YOUR OBJECTIVE:
Identify every line in the records below that contains the word "olish", and copy each of those lines.

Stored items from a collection
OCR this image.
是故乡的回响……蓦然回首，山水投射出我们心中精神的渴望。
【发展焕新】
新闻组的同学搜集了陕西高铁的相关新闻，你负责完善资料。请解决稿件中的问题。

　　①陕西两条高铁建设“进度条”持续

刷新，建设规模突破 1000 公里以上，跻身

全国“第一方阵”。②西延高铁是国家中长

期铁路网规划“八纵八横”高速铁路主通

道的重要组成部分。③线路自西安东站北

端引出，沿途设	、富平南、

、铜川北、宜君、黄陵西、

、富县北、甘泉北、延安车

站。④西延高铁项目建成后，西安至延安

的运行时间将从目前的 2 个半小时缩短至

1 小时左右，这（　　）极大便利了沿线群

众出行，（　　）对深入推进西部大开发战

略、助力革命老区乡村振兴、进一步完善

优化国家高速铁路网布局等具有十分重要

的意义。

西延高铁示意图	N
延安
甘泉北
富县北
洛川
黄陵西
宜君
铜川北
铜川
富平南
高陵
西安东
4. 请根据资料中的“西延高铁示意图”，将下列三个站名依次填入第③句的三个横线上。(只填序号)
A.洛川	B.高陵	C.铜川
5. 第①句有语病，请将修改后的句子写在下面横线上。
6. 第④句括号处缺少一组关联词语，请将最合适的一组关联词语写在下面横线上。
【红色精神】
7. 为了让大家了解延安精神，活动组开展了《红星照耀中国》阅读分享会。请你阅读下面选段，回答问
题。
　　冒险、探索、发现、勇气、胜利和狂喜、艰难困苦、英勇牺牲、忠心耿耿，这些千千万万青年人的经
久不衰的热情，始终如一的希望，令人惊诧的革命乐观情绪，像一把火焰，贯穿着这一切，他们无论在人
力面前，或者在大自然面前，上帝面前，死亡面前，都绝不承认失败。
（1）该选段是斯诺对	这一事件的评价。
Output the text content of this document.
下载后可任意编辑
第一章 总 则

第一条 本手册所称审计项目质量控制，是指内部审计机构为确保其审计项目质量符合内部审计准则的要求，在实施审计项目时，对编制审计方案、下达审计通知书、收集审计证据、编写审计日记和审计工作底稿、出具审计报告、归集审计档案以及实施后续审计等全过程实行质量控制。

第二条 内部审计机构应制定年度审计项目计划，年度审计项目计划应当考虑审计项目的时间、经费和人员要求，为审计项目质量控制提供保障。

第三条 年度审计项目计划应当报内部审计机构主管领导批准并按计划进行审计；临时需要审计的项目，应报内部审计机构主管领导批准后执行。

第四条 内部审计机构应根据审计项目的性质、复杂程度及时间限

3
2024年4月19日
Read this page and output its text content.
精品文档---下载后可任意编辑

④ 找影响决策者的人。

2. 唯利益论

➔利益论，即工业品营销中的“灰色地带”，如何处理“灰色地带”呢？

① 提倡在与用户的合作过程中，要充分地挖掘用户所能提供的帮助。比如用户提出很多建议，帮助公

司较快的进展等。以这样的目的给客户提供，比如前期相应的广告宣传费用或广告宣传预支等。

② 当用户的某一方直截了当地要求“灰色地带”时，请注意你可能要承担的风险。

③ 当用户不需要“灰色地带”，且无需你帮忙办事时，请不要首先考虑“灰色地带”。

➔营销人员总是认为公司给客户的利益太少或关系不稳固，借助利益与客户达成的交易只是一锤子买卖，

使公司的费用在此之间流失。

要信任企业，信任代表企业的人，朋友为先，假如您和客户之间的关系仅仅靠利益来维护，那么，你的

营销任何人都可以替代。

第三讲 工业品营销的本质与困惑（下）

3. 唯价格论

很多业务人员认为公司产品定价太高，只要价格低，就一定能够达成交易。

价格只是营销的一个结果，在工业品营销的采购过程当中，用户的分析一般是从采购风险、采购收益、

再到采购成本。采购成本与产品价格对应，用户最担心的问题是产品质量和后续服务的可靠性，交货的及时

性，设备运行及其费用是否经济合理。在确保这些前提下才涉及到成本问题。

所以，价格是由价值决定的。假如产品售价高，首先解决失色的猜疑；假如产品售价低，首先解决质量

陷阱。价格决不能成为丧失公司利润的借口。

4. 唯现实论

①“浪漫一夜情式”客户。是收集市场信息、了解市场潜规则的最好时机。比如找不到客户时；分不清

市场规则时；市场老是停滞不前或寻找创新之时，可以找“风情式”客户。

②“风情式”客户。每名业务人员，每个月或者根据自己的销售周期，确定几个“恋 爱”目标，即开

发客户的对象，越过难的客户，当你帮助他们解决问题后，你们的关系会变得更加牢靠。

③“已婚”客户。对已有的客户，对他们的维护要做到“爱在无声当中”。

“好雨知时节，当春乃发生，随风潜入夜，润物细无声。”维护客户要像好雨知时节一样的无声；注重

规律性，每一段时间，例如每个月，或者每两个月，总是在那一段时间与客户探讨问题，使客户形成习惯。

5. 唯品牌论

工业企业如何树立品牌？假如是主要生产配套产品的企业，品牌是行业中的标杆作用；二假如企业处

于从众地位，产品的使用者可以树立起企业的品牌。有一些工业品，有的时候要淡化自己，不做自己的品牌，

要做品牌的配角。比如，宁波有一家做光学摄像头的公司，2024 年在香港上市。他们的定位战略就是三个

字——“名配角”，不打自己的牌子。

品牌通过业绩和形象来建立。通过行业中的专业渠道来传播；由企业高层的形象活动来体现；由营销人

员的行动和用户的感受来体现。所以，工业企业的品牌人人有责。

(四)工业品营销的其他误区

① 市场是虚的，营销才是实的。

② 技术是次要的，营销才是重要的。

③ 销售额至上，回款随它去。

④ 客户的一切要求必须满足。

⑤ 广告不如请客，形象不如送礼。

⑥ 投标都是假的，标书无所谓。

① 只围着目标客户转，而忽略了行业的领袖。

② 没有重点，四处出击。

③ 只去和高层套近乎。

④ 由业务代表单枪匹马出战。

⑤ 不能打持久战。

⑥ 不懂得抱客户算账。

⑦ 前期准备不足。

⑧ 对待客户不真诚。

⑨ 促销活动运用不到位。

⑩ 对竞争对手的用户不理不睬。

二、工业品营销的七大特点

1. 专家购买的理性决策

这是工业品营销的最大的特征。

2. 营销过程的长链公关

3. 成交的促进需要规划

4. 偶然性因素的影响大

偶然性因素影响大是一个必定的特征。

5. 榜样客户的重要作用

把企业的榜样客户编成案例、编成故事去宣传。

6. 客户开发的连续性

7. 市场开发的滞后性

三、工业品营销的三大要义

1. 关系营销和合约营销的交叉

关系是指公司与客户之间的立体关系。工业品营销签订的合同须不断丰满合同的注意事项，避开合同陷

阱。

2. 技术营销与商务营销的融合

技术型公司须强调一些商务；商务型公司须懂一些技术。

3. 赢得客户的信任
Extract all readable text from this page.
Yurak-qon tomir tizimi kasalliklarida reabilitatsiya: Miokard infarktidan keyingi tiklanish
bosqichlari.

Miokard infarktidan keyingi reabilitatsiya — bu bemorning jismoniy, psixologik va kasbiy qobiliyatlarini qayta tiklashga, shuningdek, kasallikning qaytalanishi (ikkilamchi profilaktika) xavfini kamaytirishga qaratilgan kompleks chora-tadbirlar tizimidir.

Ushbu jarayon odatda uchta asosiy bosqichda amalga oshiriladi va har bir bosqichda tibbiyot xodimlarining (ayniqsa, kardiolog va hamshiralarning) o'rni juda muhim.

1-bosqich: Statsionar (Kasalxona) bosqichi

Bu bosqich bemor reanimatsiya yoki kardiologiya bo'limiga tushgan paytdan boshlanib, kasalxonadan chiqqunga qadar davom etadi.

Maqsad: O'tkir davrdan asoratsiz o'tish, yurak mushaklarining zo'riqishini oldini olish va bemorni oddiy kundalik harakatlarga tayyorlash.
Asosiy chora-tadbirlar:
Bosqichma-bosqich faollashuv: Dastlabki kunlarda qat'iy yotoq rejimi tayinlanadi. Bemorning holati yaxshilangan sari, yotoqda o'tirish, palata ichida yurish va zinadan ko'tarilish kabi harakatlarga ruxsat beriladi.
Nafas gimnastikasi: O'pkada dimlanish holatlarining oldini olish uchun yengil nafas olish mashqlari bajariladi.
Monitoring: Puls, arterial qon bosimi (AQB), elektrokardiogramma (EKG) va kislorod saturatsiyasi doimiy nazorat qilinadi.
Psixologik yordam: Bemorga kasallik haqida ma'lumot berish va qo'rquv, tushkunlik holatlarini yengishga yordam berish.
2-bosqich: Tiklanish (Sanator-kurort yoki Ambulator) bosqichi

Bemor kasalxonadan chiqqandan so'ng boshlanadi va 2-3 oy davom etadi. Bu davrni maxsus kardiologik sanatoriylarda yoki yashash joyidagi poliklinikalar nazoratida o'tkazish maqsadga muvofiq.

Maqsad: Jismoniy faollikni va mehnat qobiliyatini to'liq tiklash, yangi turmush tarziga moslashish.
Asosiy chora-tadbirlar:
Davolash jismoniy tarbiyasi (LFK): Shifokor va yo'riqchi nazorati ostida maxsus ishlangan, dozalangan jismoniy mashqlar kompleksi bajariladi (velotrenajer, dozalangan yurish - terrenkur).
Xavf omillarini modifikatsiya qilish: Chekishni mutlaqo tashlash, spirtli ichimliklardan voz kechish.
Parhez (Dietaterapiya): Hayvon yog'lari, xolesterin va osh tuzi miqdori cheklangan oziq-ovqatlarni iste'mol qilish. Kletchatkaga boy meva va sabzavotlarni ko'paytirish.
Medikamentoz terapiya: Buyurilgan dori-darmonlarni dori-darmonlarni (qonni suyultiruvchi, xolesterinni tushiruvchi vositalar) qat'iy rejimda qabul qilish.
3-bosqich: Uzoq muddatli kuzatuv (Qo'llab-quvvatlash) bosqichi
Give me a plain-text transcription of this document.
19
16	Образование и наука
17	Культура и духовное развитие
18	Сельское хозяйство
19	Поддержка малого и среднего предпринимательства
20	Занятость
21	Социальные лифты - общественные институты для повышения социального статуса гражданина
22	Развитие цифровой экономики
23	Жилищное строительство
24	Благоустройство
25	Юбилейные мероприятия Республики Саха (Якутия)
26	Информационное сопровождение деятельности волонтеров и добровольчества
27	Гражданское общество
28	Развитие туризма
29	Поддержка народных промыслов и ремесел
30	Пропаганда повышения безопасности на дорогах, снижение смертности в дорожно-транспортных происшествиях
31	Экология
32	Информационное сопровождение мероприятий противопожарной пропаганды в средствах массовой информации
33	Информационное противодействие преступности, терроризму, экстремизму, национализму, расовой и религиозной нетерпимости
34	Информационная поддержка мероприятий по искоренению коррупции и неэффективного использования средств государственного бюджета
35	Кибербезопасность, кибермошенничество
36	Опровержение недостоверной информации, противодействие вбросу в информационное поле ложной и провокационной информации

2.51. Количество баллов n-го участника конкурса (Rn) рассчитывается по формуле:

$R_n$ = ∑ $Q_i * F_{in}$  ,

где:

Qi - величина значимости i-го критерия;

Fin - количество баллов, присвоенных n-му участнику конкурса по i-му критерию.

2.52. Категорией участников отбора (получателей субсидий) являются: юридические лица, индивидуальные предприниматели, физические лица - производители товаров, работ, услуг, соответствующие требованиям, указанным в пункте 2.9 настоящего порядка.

RESPONSE BELOW:
Maqsad: O'tkir davrdan asoratsiz o'tish, yurak mushaklarining zo'riqishini oldini olish va bemorni oddiy kundalik harakatlarga tayyorlash.
Nafas gimnastikasi: O'pkada dimlanish holatlarining oldini olish uchun yengil nafas olish mashqlari bajariladi.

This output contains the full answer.